----- Records shown

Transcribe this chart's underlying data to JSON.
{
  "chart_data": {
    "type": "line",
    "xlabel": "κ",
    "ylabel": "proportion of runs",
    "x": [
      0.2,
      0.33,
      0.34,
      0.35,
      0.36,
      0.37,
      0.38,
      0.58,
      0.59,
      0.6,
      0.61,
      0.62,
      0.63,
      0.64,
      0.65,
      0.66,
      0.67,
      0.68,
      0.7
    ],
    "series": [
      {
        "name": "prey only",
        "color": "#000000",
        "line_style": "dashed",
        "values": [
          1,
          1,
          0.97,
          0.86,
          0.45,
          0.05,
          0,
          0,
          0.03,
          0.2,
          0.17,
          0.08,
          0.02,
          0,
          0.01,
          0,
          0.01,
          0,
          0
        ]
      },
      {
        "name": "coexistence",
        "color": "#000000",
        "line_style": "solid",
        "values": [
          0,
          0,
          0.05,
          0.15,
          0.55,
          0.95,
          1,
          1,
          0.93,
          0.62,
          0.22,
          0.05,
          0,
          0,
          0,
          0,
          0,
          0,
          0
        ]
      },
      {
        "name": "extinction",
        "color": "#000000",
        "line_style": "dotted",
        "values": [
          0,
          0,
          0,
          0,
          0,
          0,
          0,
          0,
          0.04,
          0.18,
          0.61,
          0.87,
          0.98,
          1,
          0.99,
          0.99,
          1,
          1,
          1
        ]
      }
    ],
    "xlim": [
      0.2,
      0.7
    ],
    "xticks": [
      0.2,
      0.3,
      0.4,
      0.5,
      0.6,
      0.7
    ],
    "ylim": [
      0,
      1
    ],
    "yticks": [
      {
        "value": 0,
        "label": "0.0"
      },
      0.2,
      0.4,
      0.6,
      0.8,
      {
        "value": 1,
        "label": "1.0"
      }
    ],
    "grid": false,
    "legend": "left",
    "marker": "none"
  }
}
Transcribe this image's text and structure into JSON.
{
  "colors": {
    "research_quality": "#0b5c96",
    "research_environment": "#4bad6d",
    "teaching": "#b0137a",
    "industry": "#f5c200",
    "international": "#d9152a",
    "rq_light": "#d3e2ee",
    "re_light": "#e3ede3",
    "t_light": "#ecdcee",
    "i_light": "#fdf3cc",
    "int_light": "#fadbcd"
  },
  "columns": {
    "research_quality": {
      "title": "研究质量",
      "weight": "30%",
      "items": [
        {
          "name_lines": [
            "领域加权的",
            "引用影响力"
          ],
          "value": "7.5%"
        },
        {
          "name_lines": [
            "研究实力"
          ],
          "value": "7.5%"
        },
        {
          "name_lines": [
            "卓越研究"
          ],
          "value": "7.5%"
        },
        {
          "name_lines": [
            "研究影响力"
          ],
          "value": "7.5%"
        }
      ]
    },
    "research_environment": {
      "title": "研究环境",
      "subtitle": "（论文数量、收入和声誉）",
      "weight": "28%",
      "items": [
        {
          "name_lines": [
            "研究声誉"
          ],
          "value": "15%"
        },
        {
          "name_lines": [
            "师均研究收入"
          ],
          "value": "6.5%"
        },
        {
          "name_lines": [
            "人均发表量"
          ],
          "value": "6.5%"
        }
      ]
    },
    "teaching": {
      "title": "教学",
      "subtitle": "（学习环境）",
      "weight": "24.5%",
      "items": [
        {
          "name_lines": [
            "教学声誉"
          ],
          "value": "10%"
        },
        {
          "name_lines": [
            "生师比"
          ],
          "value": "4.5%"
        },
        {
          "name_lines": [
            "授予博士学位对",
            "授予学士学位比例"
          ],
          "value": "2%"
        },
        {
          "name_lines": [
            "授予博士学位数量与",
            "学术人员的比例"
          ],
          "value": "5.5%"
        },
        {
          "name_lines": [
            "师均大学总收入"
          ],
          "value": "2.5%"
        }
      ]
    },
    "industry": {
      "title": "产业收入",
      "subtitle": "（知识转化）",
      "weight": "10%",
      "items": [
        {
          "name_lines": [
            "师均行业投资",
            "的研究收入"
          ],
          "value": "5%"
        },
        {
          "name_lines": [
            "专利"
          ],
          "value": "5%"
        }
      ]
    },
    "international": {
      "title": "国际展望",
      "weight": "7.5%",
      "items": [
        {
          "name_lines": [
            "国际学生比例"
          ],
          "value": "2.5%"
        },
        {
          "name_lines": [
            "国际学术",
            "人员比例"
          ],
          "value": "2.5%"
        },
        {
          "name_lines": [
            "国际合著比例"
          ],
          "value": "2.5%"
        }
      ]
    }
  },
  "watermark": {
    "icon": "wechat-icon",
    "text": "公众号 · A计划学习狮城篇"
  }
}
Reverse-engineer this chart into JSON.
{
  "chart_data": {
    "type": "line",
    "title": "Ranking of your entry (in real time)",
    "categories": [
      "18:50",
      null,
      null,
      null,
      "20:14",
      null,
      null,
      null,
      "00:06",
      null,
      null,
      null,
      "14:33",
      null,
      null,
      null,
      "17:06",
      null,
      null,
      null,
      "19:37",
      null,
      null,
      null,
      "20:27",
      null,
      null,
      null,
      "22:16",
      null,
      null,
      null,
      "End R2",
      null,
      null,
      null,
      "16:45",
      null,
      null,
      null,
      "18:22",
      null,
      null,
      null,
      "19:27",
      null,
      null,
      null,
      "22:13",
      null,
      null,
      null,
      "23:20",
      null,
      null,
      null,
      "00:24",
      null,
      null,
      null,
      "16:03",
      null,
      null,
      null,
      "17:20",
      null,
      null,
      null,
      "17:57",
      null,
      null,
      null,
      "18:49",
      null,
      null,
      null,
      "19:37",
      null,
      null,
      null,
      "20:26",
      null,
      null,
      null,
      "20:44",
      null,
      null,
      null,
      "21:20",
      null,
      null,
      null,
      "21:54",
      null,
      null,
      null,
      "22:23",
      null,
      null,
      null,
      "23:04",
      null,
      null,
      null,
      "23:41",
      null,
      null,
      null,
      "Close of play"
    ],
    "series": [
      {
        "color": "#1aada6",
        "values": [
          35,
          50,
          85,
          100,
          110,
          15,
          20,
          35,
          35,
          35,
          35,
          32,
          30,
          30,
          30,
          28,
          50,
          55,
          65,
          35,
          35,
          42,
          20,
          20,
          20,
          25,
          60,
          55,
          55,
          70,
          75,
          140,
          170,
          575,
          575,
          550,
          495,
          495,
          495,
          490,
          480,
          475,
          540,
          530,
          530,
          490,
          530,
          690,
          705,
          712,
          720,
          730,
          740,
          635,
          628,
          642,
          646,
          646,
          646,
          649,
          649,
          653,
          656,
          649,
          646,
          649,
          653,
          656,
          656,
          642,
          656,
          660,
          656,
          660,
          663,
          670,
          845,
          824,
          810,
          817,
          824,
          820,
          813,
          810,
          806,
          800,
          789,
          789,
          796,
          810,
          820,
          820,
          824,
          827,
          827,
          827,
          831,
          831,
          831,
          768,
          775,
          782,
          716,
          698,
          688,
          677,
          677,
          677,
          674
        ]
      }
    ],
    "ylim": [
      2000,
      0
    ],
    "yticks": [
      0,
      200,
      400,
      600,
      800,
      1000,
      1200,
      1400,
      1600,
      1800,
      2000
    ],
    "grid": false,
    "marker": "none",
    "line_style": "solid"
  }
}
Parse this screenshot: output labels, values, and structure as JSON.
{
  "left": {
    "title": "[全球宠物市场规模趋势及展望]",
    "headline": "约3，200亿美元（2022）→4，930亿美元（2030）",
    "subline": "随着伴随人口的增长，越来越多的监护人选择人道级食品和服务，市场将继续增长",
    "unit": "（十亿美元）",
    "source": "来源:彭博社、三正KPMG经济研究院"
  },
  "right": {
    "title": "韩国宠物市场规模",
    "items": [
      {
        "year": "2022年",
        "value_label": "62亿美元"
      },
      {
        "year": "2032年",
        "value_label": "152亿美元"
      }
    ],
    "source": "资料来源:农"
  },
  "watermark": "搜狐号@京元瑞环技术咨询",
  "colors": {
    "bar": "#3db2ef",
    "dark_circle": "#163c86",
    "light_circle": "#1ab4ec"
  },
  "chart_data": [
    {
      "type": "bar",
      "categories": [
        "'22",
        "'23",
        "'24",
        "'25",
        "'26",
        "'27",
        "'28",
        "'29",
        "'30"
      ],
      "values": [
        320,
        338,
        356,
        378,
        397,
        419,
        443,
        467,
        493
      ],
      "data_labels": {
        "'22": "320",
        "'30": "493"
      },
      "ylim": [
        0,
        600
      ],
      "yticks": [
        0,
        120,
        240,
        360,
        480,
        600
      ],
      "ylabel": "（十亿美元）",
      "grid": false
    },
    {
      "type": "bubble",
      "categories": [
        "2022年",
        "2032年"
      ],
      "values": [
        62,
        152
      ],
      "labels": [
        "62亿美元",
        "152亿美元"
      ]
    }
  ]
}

----------

In the entries above, find each line with the string "Transcribe" and copy it.

* Response to this task
Transcribe this chart's underlying data to JSON.
Transcribe this image's text and structure into JSON.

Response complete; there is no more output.